» What is being asked:
Copy all lines of the listing that include the string "data".
......
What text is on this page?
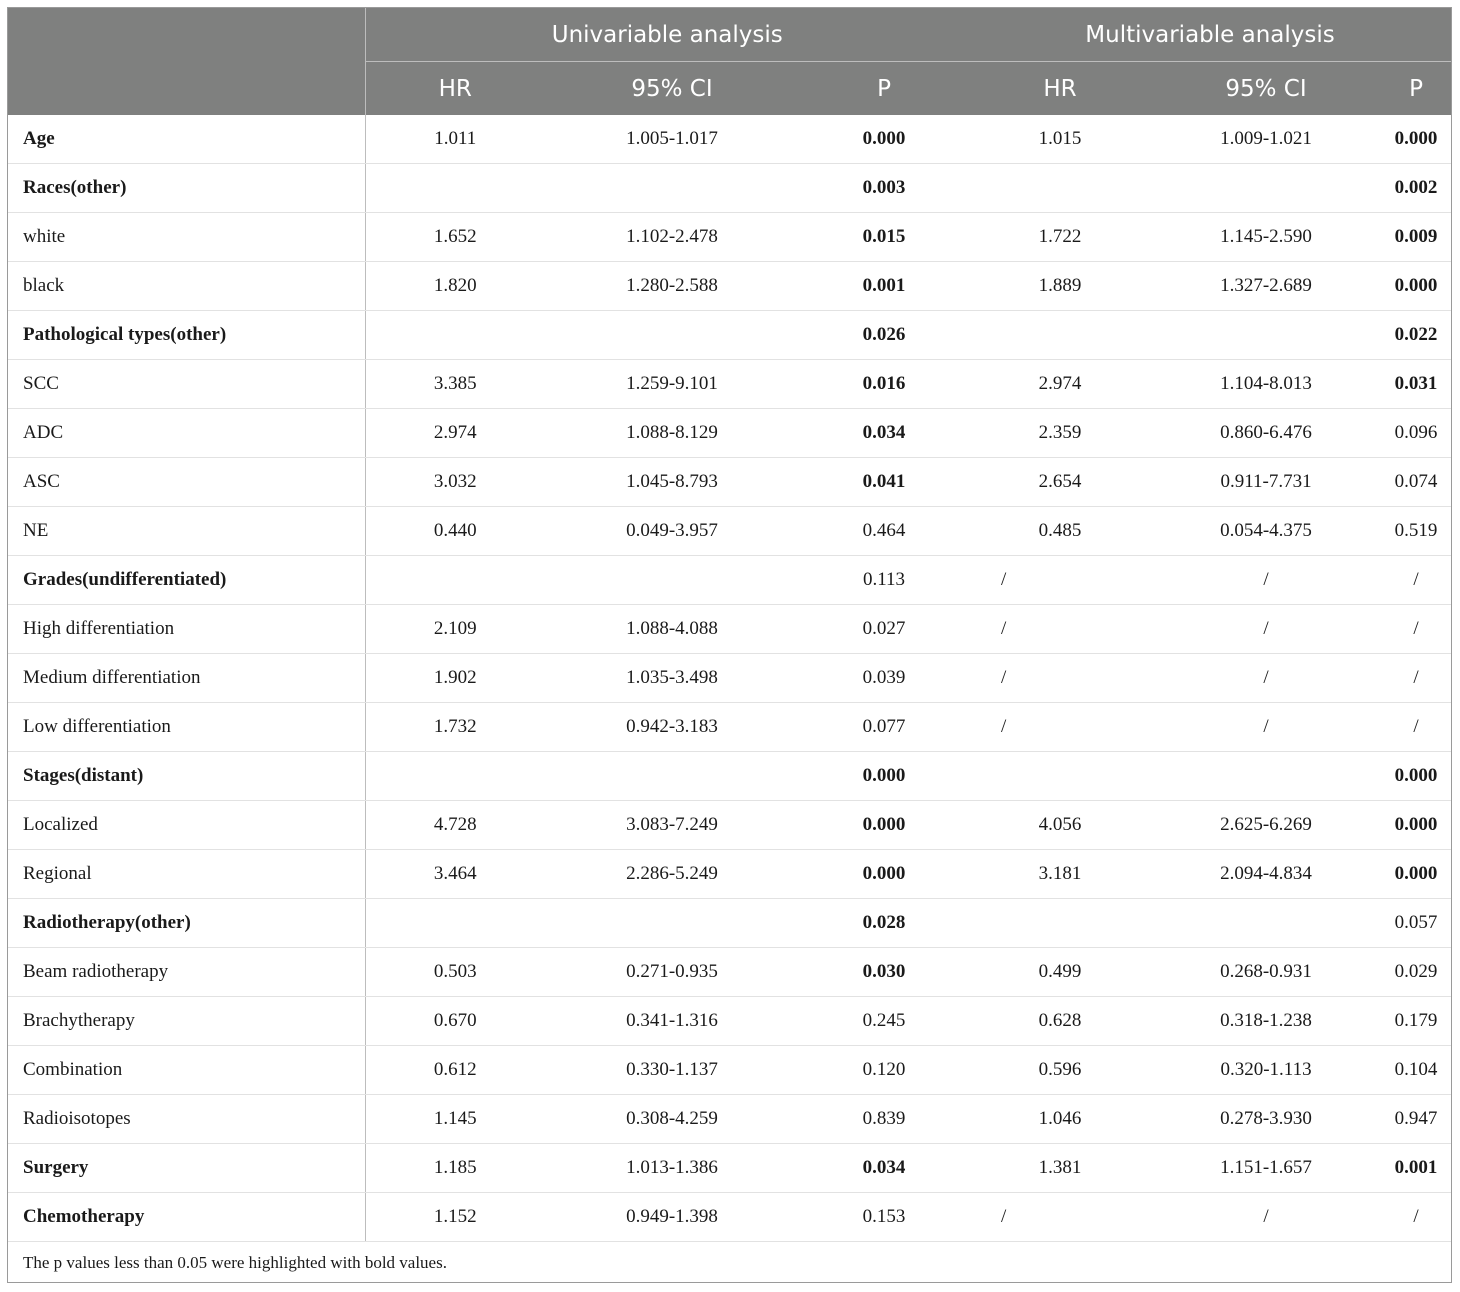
	Univariable analysis			Multivariable analysis		
	HR	95% CI	P	HR	95% CI	P
Age	1.011	1.005-1.017	0.000	1.015	1.009-1.021	0.000
Races(other)			0.003			0.002
white	1.652	1.102-2.478	0.015	1.722	1.145-2.590	0.009
black	1.820	1.280-2.588	0.001	1.889	1.327-2.689	0.000
Pathological types(other)			0.026			0.022
SCC	3.385	1.259-9.101	0.016	2.974	1.104-8.013	0.031
ADC	2.974	1.088-8.129	0.034	2.359	0.860-6.476	0.096
ASC	3.032	1.045-8.793	0.041	2.654	0.911-7.731	0.074
NE	0.440	0.049-3.957	0.464	0.485	0.054-4.375	0.519
Grades(undifferentiated)			0.113	/	/	/
High differentiation	2.109	1.088-4.088	0.027	/	/	/
Medium differentiation	1.902	1.035-3.498	0.039	/	/	/
Low differentiation	1.732	0.942-3.183	0.077	/	/	/
Stages(distant)			0.000			0.000
Localized	4.728	3.083-7.249	0.000	4.056	2.625-6.269	0.000
Regional	3.464	2.286-5.249	0.000	3.181	2.094-4.834	0.000
Radiotherapy(other)			0.028			0.057
Beam radiotherapy	0.503	0.271-0.935	0.030	0.499	0.268-0.931	0.029
Brachytherapy	0.670	0.341-1.316	0.245	0.628	0.318-1.238	0.179
Combination	0.612	0.330-1.137	0.120	0.596	0.320-1.113	0.104
Radioisotopes	1.145	0.308-4.259	0.839	1.046	0.278-3.930	0.947
Surgery	1.185	1.013-1.386	0.034	1.381	1.151-1.657	0.001
Chemotherapy	1.152	0.949-1.398	0.153	/	/	/
The p values less than 0.05 were highlighted with bold values.
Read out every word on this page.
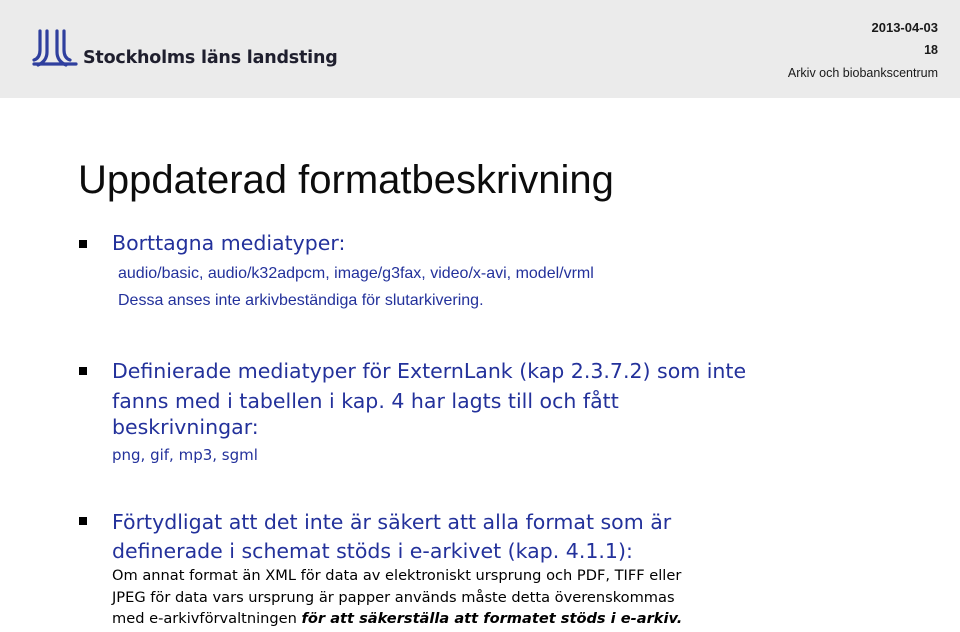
Stockholms läns landsting
2013-04-03
18
Arkiv och biobankscentrum
Uppdaterad formatbeskrivning
Borttagna mediatyper:
audio/basic, audio/k32adpcm, image/g3fax, video/x-avi, model/vrml
Dessa anses inte arkivbeständiga för slutarkivering.
Definierade mediatyper för ExternLank (kap 2.3.7.2) som inte
fanns med i tabellen i kap. 4 har lagts till och fått
beskrivningar:
png, gif, mp3, sgml
Förtydligat att det inte är säkert att alla format som är
definerade i schemat stöds i e-arkivet (kap. 4.1.1):
Om annat format än XML för data av elektroniskt ursprung och PDF, TIFF eller
JPEG för data vars ursprung är papper används måste detta överenskommas
med e-arkivförvaltningen för att säkerställa att formatet stöds i e-arkiv.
......
» Output of the task:
Om annat format än XML för data av elektroniskt ursprung och PDF, TIFF eller
JPEG för data vars ursprung är papper används måste detta överenskommas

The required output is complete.